Starting at the line with "What's the underlying" and stopping at the final line, retype the data below exactly; do not carry over any pictures.

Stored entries
_____

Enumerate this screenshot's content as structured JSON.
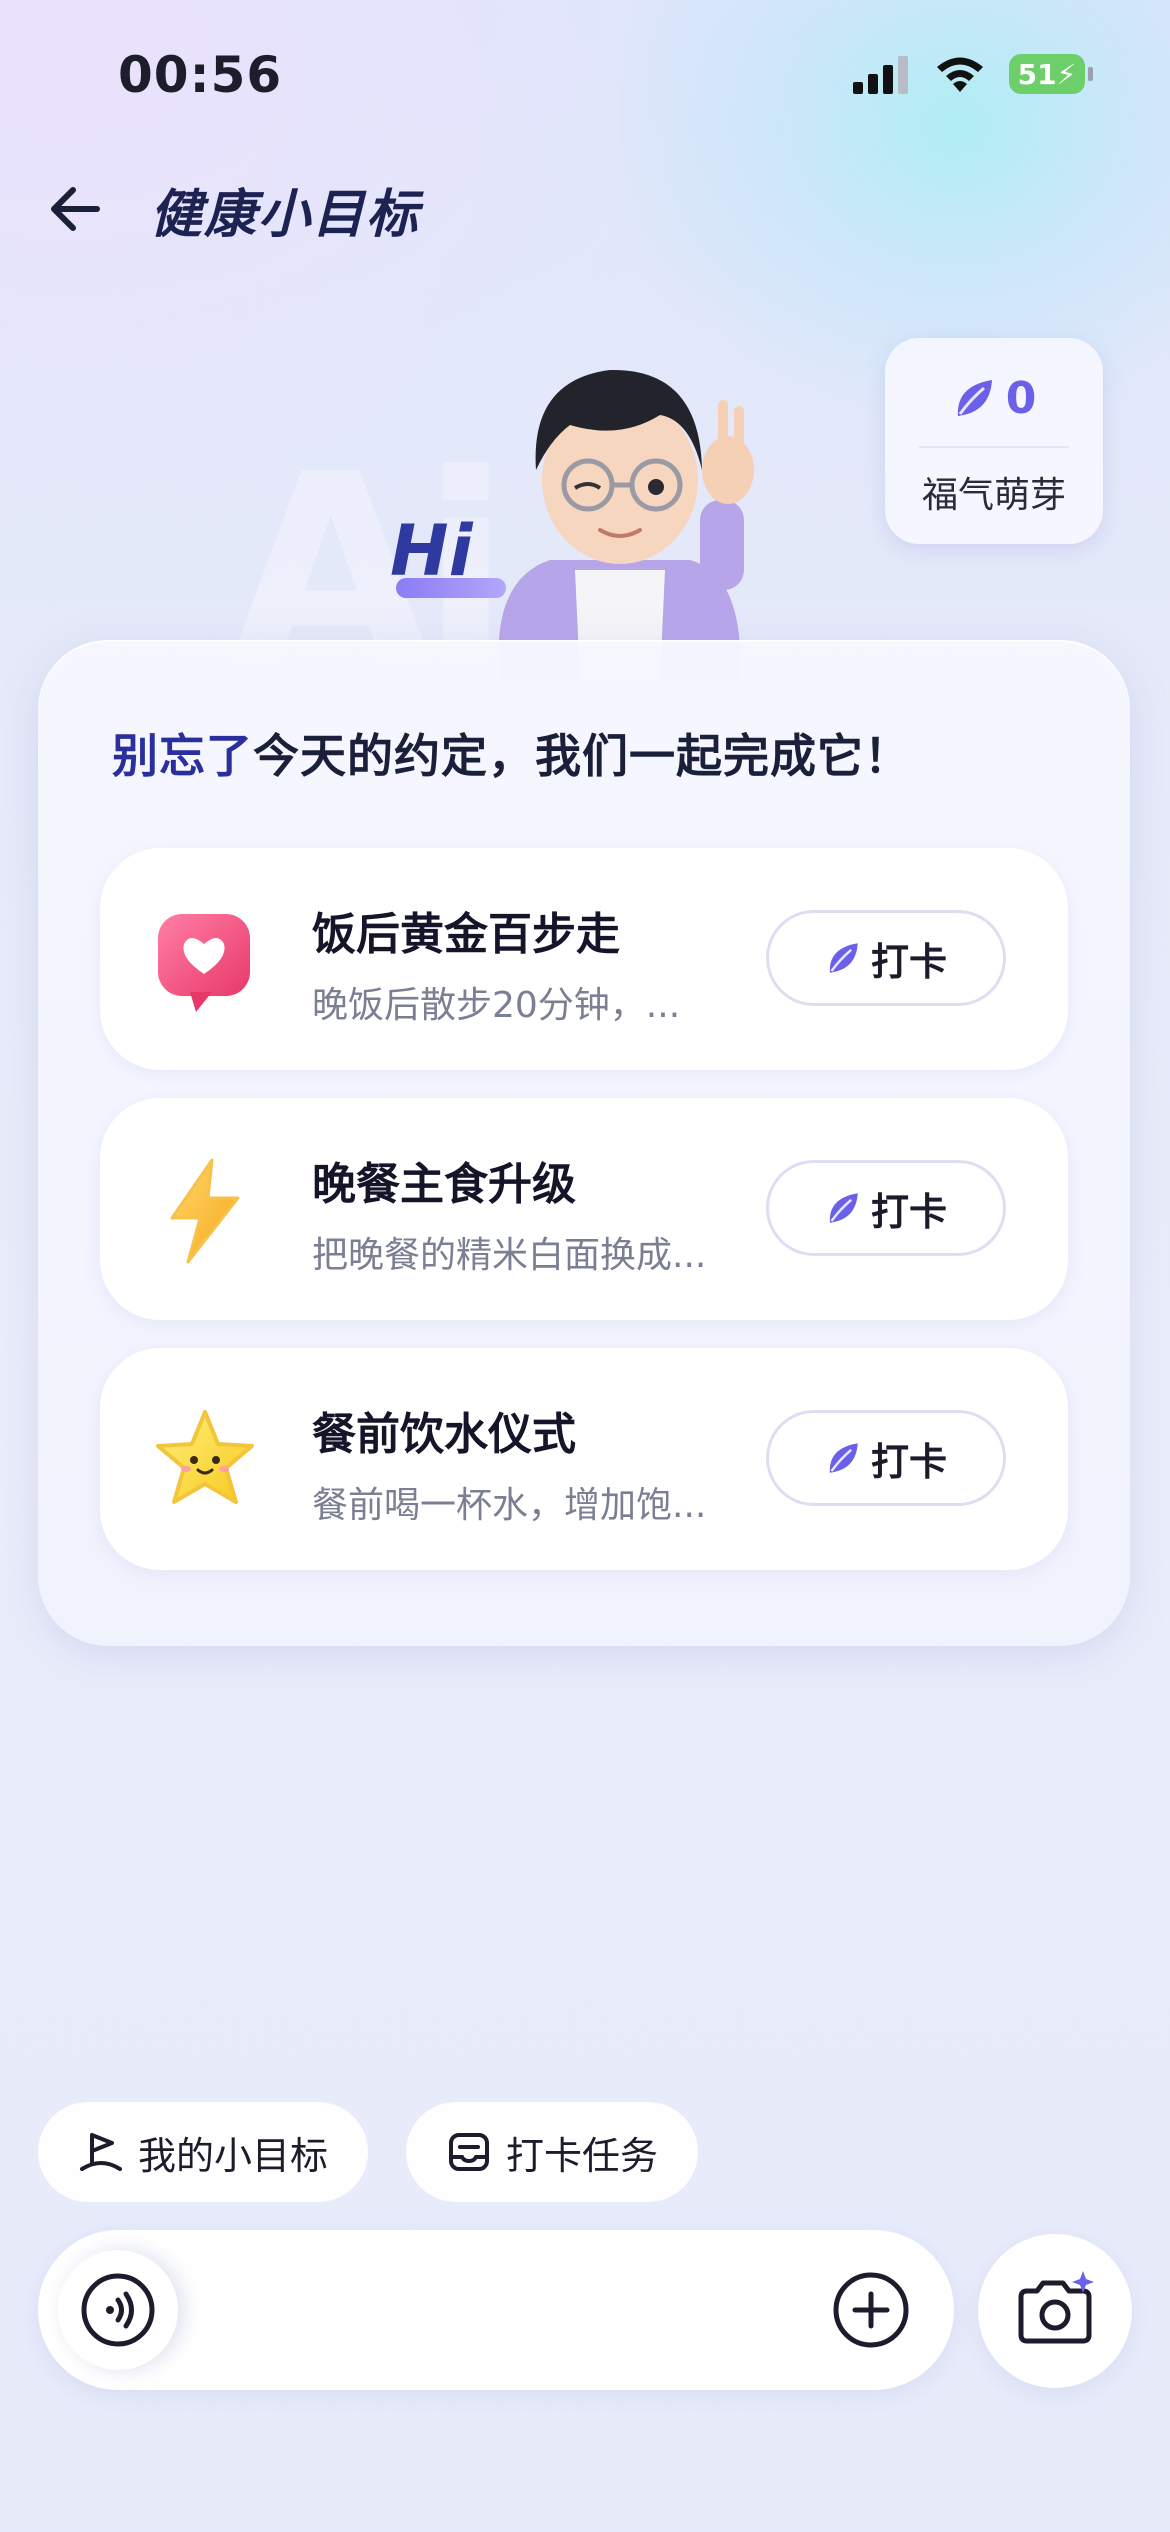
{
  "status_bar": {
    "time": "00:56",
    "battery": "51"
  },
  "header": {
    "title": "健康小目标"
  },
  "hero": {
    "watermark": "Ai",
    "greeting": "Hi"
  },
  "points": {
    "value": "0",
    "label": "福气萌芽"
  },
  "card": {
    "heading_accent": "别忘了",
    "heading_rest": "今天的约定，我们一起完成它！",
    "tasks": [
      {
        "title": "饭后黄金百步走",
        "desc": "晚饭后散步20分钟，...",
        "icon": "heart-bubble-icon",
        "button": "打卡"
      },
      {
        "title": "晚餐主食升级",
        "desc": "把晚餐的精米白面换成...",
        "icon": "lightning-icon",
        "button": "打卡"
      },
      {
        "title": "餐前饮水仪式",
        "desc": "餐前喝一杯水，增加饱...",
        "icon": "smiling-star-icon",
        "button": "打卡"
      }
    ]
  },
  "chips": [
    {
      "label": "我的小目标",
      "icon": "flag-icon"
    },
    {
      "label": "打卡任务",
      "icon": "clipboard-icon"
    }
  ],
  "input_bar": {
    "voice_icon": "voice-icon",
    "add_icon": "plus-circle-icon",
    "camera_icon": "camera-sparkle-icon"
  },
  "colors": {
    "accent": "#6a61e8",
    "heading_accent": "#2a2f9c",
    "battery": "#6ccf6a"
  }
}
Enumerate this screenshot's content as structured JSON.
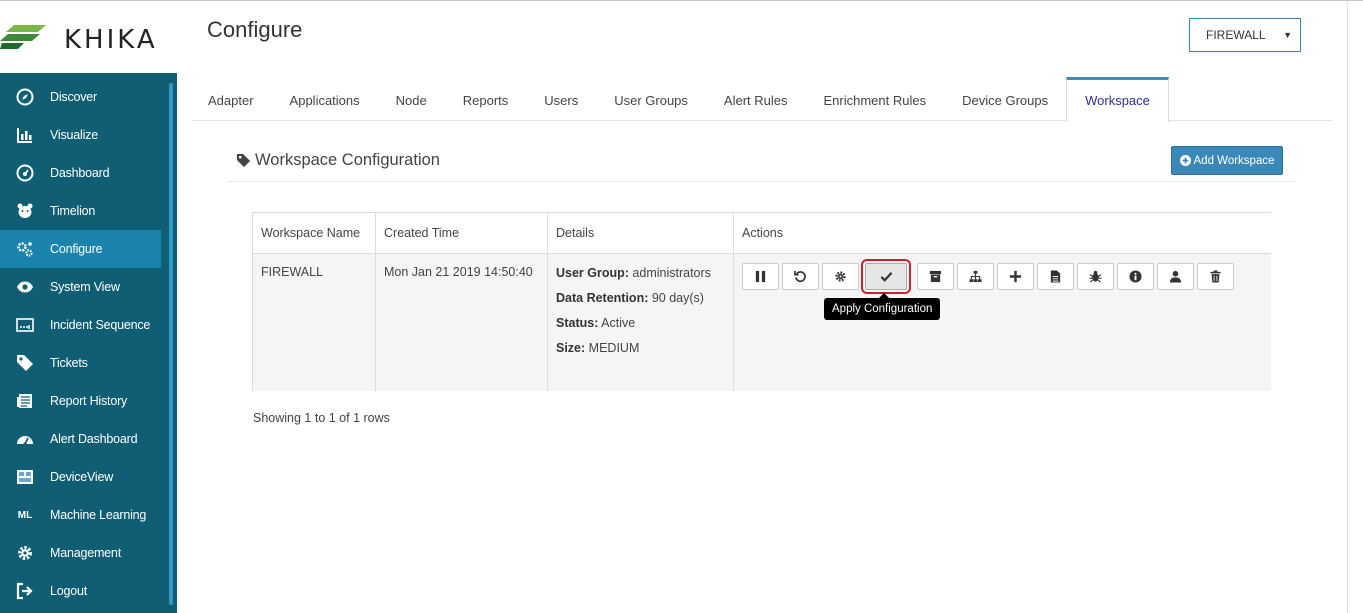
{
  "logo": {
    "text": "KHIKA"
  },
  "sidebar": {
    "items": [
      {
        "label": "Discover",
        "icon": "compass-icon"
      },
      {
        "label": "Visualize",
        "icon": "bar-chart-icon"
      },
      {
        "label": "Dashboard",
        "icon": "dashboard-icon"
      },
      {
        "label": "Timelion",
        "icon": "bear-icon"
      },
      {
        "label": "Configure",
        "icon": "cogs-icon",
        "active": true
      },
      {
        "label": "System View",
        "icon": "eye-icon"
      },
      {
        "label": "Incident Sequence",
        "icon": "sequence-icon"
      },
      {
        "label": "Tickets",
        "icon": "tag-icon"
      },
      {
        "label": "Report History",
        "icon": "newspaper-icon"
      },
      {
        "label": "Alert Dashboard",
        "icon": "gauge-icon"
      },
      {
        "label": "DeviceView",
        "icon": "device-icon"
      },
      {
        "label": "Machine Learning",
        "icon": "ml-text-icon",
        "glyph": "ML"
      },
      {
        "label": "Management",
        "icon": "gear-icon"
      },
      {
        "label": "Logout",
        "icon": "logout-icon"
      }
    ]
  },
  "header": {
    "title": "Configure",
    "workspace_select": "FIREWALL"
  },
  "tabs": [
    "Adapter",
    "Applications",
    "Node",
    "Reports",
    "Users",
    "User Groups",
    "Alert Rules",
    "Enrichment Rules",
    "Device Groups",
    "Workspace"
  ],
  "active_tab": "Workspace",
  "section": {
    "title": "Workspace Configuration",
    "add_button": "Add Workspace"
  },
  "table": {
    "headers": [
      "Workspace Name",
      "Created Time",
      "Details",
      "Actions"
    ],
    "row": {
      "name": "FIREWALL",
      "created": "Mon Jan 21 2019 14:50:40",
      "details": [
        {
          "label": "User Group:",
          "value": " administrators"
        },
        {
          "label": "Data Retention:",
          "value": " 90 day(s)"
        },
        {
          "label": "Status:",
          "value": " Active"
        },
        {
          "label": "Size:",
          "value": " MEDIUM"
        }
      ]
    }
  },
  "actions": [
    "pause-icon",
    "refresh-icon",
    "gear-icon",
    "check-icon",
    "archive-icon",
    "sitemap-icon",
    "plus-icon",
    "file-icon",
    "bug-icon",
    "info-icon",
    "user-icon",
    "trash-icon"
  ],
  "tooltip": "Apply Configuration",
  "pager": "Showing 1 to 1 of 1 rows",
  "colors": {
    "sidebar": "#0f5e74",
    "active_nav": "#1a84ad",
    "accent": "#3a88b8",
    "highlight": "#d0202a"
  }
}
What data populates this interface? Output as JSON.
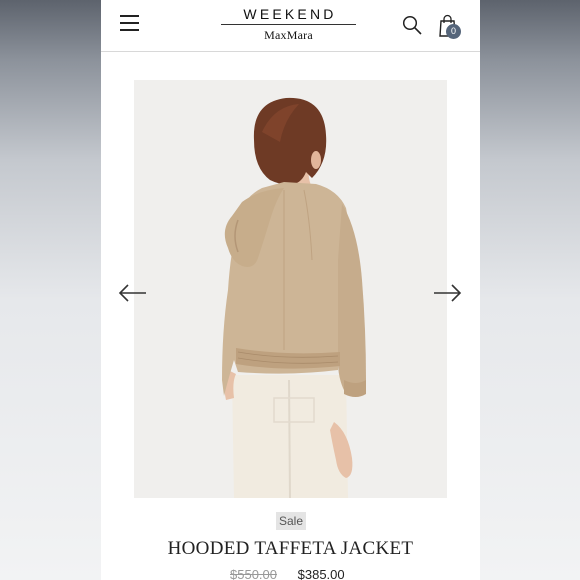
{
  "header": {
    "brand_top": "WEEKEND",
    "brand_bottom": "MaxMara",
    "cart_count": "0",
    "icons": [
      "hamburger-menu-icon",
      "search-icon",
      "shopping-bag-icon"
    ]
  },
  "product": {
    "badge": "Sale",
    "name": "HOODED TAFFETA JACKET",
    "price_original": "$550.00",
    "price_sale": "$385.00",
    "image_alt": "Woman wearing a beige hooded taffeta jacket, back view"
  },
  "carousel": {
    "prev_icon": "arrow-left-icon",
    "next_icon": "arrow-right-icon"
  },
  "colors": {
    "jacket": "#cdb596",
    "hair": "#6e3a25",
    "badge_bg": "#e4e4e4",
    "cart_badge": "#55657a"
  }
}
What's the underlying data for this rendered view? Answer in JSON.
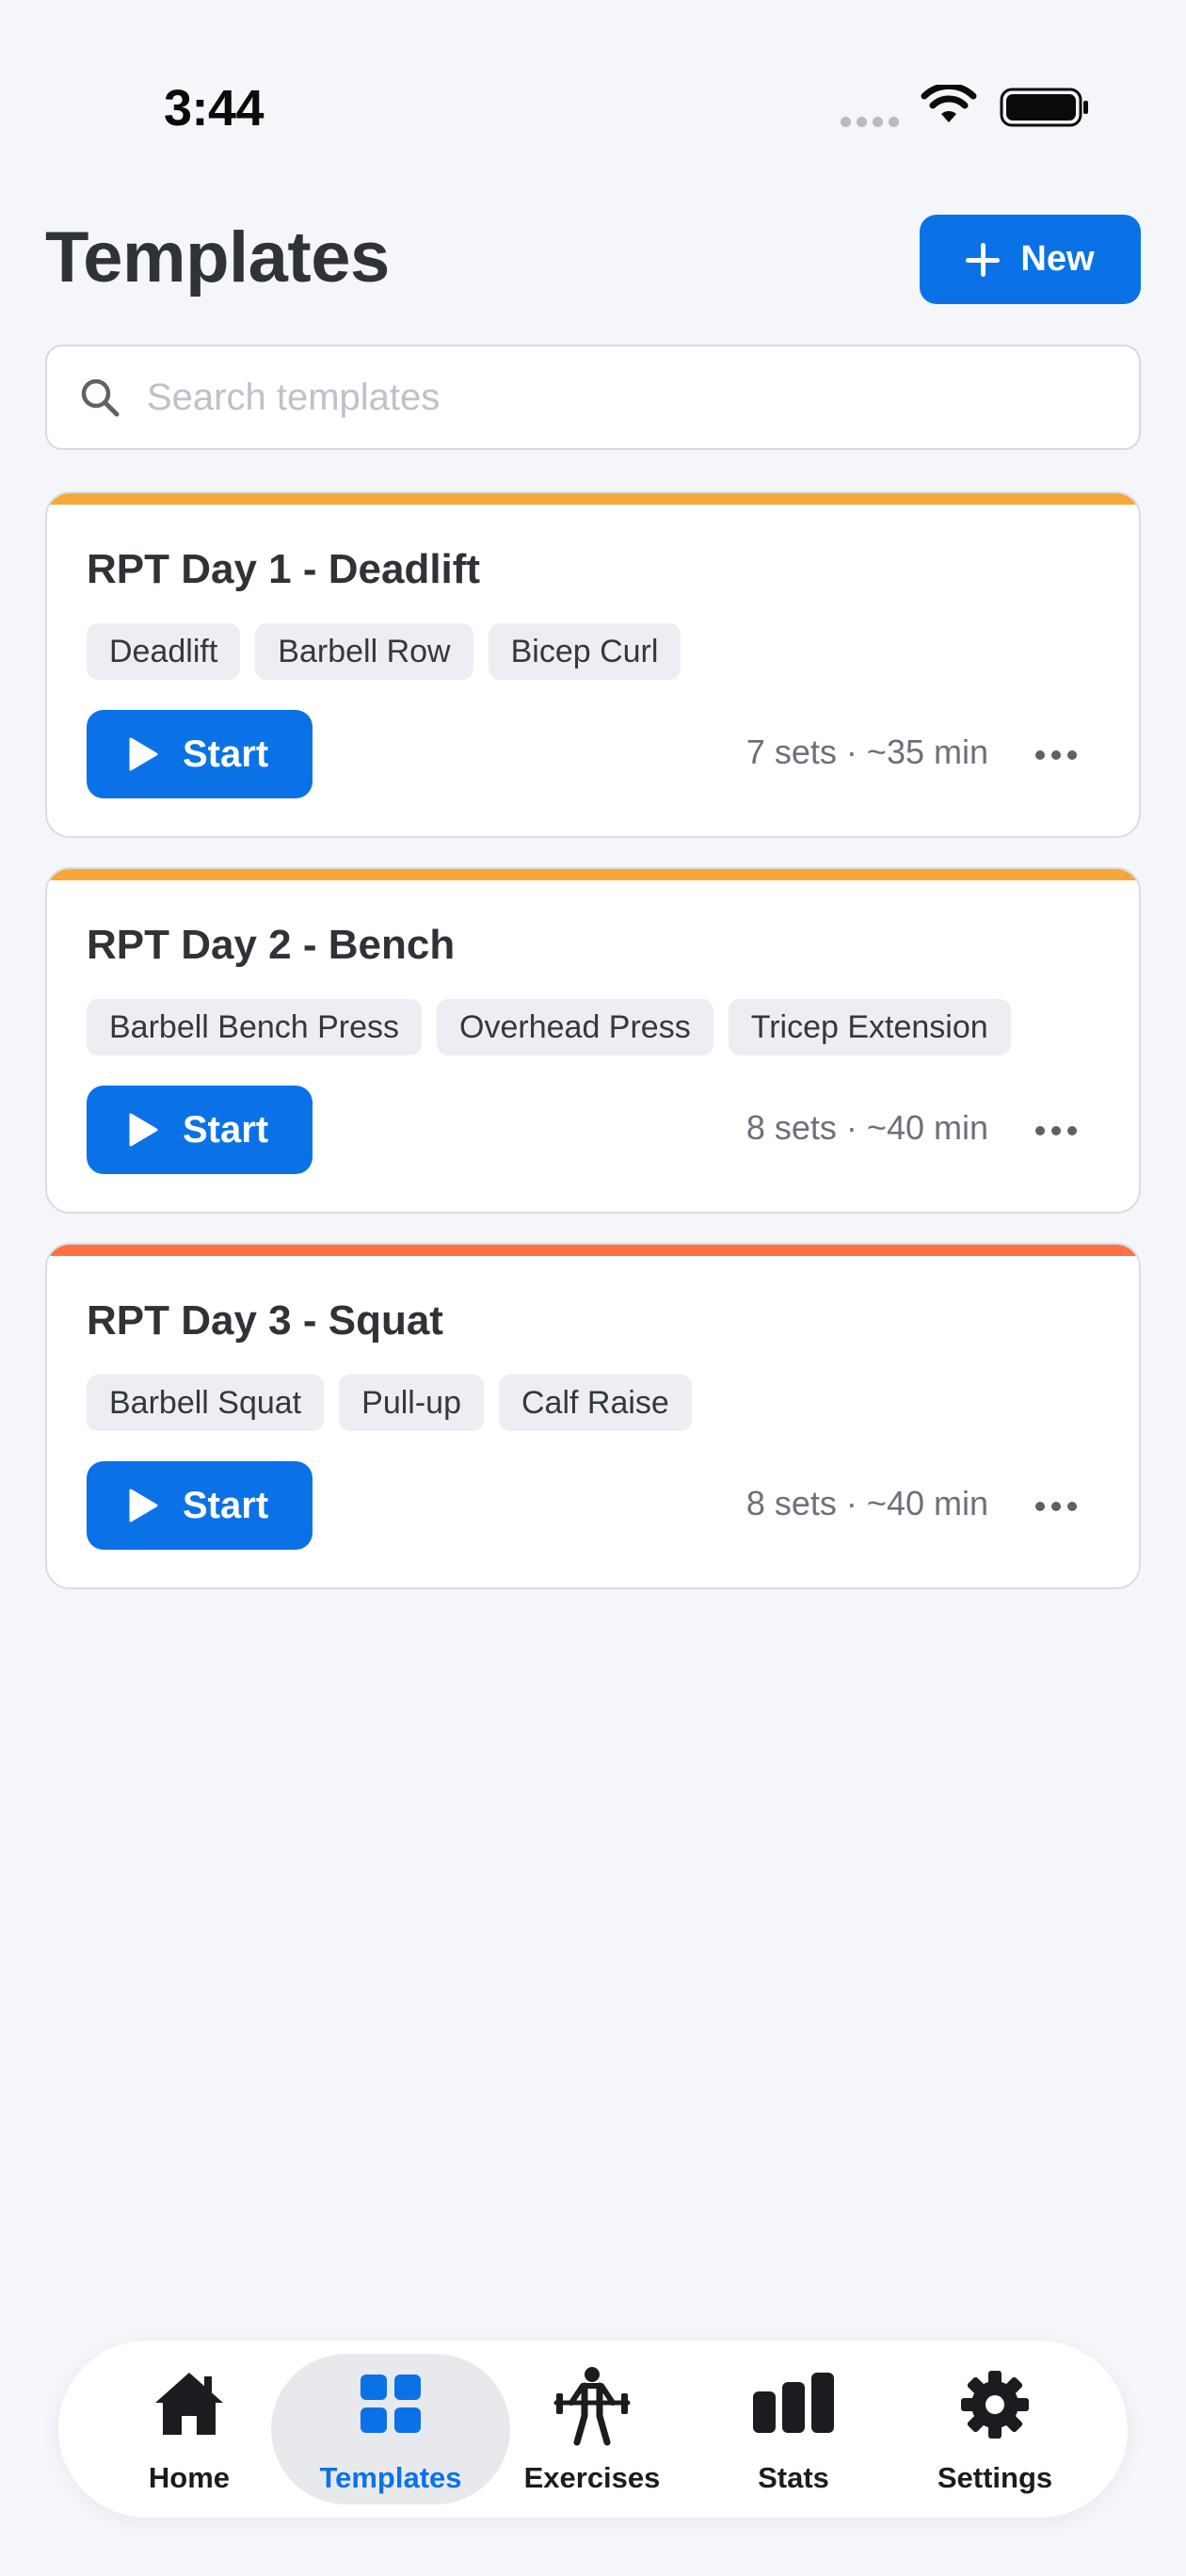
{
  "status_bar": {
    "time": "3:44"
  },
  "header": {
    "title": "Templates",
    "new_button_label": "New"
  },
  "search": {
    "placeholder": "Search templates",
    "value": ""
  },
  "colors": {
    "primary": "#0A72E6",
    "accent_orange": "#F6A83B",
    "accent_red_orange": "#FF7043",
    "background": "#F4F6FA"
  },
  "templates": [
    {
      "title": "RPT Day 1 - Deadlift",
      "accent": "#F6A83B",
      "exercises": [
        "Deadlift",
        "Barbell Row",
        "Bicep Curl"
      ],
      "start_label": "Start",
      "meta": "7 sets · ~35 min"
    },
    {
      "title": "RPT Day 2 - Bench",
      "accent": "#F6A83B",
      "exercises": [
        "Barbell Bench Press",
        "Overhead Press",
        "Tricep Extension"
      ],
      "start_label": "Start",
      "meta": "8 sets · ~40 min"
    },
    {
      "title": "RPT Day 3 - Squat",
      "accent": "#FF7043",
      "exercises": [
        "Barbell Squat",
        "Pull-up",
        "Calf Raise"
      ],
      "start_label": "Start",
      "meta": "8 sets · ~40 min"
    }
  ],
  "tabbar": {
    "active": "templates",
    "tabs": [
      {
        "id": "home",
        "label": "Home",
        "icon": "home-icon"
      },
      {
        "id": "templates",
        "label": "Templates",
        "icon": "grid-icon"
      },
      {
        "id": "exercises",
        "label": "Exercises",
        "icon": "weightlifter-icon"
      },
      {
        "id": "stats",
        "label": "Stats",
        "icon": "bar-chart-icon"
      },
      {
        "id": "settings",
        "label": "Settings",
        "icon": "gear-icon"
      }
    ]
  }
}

_____

**Final result**
What's the underlying data for this rendered view? Answer in JSON.
{
  "status_bar": {
    "time": "3:44"
  },
  "header": {
    "title": "Templates",
    "new_button_label": "New"
  },
  "search": {
    "placeholder": "Search templates",
    "value": ""
  },
  "colors": {
    "primary": "#0A72E6",
    "accent_orange": "#F6A83B",
    "accent_red_orange": "#FF7043",
    "background": "#F4F6FA"
  },
  "templates": [
    {
      "title": "RPT Day 1 - Deadlift",
      "accent": "#F6A83B",
      "exercises": [
        "Deadlift",
        "Barbell Row",
        "Bicep Curl"
      ],
      "start_label": "Start",
      "meta": "7 sets · ~35 min"
    },
    {
      "title": "RPT Day 2 - Bench",
      "accent": "#F6A83B",
      "exercises": [
        "Barbell Bench Press",
        "Overhead Press",
        "Tricep Extension"
      ],
      "start_label": "Start",
      "meta": "8 sets · ~40 min"
    },
    {
      "title": "RPT Day 3 - Squat",
      "accent": "#FF7043",
      "exercises": [
        "Barbell Squat",
        "Pull-up",
        "Calf Raise"
      ],
      "start_label": "Start",
      "meta": "8 sets · ~40 min"
    }
  ],
  "tabbar": {
    "active": "templates",
    "tabs": [
      {
        "id": "home",
        "label": "Home",
        "icon": "home-icon"
      },
      {
        "id": "templates",
        "label": "Templates",
        "icon": "grid-icon"
      },
      {
        "id": "exercises",
        "label": "Exercises",
        "icon": "weightlifter-icon"
      },
      {
        "id": "stats",
        "label": "Stats",
        "icon": "bar-chart-icon"
      },
      {
        "id": "settings",
        "label": "Settings",
        "icon": "gear-icon"
      }
    ]
  }
}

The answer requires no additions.